** START OF Material provided **
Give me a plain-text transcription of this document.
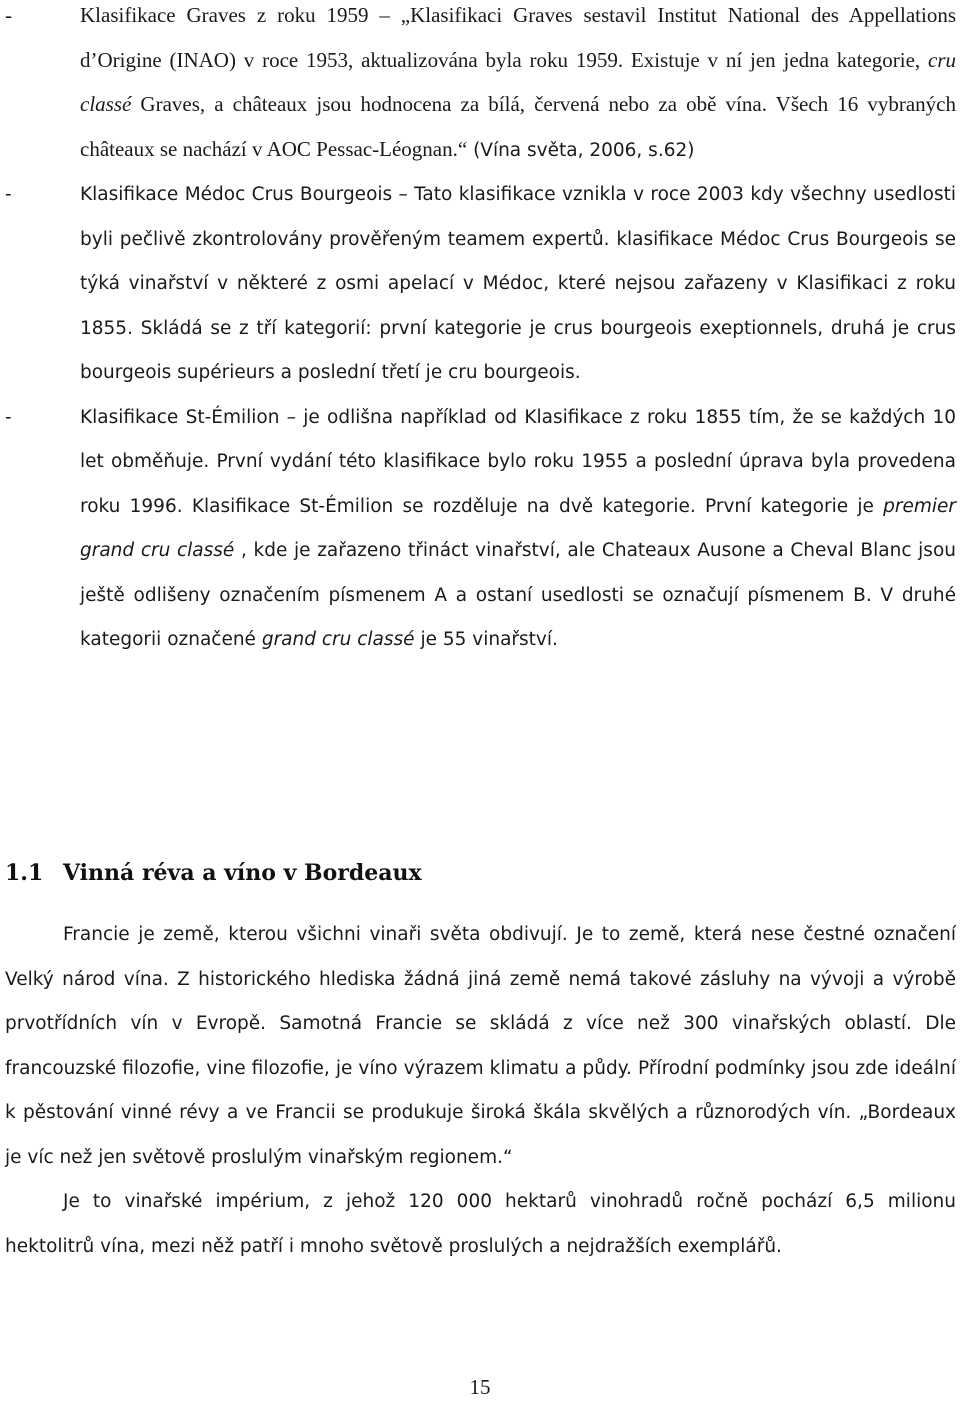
-	Klasifikace Graves z roku 1959 – „Klasifikaci Graves sestavil Institut National des Appellations d’Origine (INAO) v roce 1953, aktualizována byla roku 1959. Existuje v ní jen jedna kategorie, cru classé Graves, a châteaux jsou hodnocena za bílá, červená nebo za obě vína. Všech 16 vybraných châteaux se nachází v AOC Pessac-Léognan.“ (Vína světa, 2006, s.62)
-	Klasifikace Médoc Crus Bourgeois – Tato klasifikace vznikla v roce 2003 kdy všechny usedlosti byli pečlivě zkontrolovány prověřeným teamem expertů. klasifikace Médoc Crus Bourgeois se týká vinařství v některé z osmi apelací v Médoc, které nejsou zařazeny v Klasifikaci z roku 1855. Skládá se z tří kategorií: první kategorie je crus bourgeois exeptionnels, druhá je crus bourgeois supérieurs a poslední třetí je cru bourgeois.
-	Klasifikace St-Émilion – je odlišna například od Klasifikace z roku 1855 tím, že se každých 10 let obměňuje. První vydání této klasifikace bylo roku 1955 a poslední úprava byla provedena roku 1996. Klasifikace St-Émilion se rozděluje na dvě kategorie. První kategorie je premier grand cru classé , kde je zařazeno třináct vinařství, ale Chateaux Ausone a Cheval Blanc jsou ještě odlišeny označením písmenem A a ostaní usedlosti se označují písmenem B. V druhé kategorii označené grand cru classé je 55 vinařství.
1.1 Vinná réva a víno v Bordeaux

Francie je země, kterou všichni vinaři světa obdivují. Je to země, která nese čestné označení Velký národ vína. Z historického hlediska žádná jiná země nemá takové zásluhy na vývoji a výrobě prvotřídních vín v Evropě. Samotná Francie se skládá z více než 300 vinařských oblastí. Dle francouzské filozofie, vine filozofie, je víno výrazem klimatu a půdy. Přírodní podmínky jsou zde ideální k pěstování vinné révy a ve Francii se produkuje široká škála skvělých a různorodých vín. „Bordeaux je víc než jen světově proslulým vinařským regionem.“

Je to vinařské impérium, z jehož 120 000 hektarů vinohradů ročně pochází 6,5 milionu hektolitrů vína, mezi něž patří i mnoho světově proslulých a nejdražších exemplářů.

15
** END OF Material provided **
*Stated goal*: Each line holding "světově" must be found and copied.

*Exercise answer*:
Francie je země, kterou všichni vinaři světa obdivují. Je to země, která nese čestné označení Velký národ vína. Z historického hlediska žádná jiná země nemá takové zásluhy na vývoji a výrobě prvotřídních vín v Evropě. Samotná Francie se skládá z více než 300 vinařských oblastí. Dle francouzské filozofie, vine filozofie, je víno výrazem klimatu a půdy. Přírodní podmínky jsou zde ideální k pěstování vinné révy a ve Francii se produkuje široká škála skvělých a různorodých vín. „Bordeaux je víc než jen světově proslulým vinařským regionem.“
Je to vinařské impérium, z jehož 120 000 hektarů vinohradů ročně pochází 6,5 milionu hektolitrů vína, mezi něž patří i mnoho světově proslulých a nejdražších exemplářů.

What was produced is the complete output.